## The task
Check every line of the entries for "Changed", and copy the lines that hold it.
:: Material provided
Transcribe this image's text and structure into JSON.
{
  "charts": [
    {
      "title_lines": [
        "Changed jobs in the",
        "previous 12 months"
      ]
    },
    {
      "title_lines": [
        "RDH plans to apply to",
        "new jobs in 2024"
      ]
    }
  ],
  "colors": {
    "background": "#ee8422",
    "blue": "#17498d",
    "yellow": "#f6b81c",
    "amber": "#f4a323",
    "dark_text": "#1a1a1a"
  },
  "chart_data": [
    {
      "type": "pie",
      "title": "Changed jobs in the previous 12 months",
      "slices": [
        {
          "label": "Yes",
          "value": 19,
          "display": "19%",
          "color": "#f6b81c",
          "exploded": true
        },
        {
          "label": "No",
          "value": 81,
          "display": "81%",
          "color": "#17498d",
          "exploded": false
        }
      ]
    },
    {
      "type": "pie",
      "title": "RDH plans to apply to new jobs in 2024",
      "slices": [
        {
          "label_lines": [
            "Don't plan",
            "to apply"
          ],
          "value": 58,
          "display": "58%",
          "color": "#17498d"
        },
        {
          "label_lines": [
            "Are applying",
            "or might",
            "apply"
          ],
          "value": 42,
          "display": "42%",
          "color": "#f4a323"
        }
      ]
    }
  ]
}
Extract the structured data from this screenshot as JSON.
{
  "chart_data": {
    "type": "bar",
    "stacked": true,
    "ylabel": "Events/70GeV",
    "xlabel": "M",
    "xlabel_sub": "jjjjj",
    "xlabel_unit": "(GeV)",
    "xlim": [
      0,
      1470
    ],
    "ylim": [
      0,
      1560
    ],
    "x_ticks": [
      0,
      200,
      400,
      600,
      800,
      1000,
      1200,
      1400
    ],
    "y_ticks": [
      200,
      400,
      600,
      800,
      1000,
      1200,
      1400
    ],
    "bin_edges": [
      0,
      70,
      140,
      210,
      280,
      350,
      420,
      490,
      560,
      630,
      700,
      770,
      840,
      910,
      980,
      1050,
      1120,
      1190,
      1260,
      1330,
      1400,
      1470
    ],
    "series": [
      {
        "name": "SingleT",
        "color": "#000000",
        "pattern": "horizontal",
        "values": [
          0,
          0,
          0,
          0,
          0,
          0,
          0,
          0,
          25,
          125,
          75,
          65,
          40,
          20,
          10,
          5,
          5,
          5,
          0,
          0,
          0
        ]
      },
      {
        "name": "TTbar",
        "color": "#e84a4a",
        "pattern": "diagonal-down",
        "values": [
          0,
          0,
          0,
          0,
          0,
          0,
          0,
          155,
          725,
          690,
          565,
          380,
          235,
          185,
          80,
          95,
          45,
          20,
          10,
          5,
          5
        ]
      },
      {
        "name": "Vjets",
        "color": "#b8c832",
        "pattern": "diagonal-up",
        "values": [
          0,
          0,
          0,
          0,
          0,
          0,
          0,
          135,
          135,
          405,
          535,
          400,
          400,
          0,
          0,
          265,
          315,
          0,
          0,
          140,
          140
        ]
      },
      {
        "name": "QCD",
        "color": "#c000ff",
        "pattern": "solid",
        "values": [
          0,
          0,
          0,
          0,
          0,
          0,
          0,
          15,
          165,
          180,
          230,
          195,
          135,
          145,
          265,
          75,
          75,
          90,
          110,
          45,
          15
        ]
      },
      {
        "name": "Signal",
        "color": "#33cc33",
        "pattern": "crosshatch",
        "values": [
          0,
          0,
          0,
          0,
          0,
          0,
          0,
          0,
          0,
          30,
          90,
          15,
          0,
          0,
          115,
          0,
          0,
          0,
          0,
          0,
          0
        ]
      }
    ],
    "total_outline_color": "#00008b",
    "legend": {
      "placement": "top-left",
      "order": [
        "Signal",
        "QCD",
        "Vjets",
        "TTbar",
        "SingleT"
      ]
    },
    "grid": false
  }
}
::::
## Final result
        "Changed jobs in the",
      "title": "Changed jobs in the previous 12 months",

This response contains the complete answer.